(A block of data)
==================================================

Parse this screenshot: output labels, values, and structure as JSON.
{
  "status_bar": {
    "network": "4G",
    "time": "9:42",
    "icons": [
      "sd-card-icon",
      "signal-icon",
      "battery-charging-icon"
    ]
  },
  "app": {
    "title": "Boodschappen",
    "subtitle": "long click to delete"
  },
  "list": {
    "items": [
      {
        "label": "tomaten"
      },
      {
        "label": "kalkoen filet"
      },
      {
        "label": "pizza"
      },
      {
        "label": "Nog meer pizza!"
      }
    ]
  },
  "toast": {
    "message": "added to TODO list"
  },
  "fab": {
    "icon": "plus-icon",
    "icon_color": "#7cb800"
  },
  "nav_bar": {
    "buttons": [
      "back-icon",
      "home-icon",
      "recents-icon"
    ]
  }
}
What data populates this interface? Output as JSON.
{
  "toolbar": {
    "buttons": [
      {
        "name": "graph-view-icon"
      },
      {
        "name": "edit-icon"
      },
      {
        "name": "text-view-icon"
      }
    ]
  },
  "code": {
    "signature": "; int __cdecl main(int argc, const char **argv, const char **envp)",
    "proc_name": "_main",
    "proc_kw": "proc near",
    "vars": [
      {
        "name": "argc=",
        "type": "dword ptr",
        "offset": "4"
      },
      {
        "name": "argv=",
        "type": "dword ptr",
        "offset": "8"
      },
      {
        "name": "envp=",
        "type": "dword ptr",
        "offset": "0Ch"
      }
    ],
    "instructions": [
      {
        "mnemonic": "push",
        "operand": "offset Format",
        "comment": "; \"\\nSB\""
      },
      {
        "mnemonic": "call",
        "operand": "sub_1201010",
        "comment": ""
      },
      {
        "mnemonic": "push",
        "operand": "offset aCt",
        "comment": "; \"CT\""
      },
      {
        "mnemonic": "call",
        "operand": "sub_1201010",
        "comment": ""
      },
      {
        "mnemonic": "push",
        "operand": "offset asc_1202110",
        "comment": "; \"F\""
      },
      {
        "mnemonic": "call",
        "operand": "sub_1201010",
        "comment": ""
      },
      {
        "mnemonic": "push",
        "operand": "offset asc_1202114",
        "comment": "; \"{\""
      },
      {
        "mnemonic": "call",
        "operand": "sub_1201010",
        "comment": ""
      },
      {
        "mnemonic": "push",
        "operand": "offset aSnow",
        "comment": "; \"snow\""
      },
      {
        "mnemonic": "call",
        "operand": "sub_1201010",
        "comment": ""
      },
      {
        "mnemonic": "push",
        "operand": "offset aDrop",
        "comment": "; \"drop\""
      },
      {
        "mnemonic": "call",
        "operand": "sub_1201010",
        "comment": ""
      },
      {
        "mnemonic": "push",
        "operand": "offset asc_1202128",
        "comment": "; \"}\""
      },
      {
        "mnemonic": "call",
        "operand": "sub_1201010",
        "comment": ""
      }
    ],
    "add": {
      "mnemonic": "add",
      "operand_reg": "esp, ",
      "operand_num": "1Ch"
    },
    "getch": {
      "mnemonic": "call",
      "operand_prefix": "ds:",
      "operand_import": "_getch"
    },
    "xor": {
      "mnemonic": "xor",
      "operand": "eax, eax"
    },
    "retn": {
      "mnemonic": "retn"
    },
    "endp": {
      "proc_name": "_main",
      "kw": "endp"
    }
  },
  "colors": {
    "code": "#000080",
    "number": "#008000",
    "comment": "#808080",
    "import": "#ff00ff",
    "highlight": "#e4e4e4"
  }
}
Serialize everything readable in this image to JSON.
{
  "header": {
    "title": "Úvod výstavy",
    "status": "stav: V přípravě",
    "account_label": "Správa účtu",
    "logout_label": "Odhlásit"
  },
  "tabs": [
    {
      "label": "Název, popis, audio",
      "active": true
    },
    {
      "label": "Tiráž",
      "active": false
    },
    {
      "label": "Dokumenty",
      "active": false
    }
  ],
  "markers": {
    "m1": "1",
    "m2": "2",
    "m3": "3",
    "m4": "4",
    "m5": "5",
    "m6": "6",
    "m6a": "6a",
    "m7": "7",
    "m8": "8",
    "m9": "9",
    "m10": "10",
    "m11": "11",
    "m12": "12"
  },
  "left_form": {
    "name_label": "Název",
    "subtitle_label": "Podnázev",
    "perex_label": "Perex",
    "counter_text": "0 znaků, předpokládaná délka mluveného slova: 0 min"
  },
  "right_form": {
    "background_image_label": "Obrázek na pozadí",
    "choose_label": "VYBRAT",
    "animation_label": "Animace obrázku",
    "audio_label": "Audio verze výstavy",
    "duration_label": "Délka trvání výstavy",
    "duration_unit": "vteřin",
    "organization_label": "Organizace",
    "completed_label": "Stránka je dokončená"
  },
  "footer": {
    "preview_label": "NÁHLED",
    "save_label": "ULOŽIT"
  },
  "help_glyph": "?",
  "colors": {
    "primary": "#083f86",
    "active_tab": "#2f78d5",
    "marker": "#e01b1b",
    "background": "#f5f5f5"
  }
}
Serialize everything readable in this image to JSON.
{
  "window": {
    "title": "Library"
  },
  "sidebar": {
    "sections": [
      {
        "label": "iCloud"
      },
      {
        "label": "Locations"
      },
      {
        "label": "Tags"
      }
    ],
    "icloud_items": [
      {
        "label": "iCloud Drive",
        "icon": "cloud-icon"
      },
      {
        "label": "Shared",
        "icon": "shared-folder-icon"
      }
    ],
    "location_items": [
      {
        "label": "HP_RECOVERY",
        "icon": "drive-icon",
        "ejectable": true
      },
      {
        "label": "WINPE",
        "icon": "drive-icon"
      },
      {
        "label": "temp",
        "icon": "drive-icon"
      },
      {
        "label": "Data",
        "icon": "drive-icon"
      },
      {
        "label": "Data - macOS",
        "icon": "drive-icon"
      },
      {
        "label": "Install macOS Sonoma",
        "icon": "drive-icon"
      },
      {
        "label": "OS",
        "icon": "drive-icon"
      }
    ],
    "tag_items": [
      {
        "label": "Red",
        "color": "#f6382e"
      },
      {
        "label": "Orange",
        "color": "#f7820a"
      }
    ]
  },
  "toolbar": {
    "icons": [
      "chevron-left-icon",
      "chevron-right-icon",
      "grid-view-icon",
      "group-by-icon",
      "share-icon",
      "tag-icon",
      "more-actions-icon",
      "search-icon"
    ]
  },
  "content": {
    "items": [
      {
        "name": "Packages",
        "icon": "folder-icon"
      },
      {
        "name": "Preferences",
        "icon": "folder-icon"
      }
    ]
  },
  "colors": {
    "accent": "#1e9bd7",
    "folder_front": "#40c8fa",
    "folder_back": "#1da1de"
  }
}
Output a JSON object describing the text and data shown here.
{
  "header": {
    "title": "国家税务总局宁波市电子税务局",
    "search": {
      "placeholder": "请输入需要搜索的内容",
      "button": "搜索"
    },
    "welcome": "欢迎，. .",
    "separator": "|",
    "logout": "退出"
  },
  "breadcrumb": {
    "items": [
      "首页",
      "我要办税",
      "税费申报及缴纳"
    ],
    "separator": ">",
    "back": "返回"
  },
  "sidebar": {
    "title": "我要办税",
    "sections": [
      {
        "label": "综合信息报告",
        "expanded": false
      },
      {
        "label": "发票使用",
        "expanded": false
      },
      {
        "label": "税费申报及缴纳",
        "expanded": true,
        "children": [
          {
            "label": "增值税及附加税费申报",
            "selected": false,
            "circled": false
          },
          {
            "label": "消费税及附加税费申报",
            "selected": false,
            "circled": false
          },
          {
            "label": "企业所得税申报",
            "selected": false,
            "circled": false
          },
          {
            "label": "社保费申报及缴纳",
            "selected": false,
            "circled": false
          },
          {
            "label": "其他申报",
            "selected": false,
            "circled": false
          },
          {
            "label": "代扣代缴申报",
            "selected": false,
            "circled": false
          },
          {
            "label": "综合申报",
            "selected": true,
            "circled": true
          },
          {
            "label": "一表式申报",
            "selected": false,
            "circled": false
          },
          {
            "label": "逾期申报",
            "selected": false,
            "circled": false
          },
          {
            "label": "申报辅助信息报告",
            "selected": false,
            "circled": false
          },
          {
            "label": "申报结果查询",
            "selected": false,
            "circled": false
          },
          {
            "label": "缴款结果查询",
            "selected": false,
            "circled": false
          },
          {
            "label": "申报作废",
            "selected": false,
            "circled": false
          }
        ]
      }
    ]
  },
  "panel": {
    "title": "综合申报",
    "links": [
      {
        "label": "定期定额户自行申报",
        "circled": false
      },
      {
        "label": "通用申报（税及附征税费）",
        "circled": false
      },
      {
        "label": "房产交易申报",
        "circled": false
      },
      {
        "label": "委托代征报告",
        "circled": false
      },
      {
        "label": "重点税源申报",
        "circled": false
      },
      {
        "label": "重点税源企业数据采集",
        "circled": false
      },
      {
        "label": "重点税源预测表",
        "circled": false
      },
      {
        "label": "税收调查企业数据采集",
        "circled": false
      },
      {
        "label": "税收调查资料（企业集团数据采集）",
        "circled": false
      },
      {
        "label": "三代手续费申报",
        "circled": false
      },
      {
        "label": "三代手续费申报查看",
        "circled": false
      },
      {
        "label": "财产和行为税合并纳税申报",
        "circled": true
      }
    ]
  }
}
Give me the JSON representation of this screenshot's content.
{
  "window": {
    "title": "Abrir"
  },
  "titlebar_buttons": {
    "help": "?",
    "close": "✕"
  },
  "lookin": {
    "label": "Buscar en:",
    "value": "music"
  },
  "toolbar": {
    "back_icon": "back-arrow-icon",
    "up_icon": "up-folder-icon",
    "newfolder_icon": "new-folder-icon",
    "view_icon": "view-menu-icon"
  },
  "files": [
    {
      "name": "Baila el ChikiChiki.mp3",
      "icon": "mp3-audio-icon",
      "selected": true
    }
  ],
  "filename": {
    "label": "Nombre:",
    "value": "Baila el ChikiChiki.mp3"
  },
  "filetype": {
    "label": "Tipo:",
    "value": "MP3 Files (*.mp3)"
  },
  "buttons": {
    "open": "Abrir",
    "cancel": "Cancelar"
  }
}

==================================================

§ **INSTRUCTION**: Show every line of the records above that contains the word "content".

§ **ANSWER TO THE TASK**:
  "content": {
Give me the JSON representation of this screenshot's content.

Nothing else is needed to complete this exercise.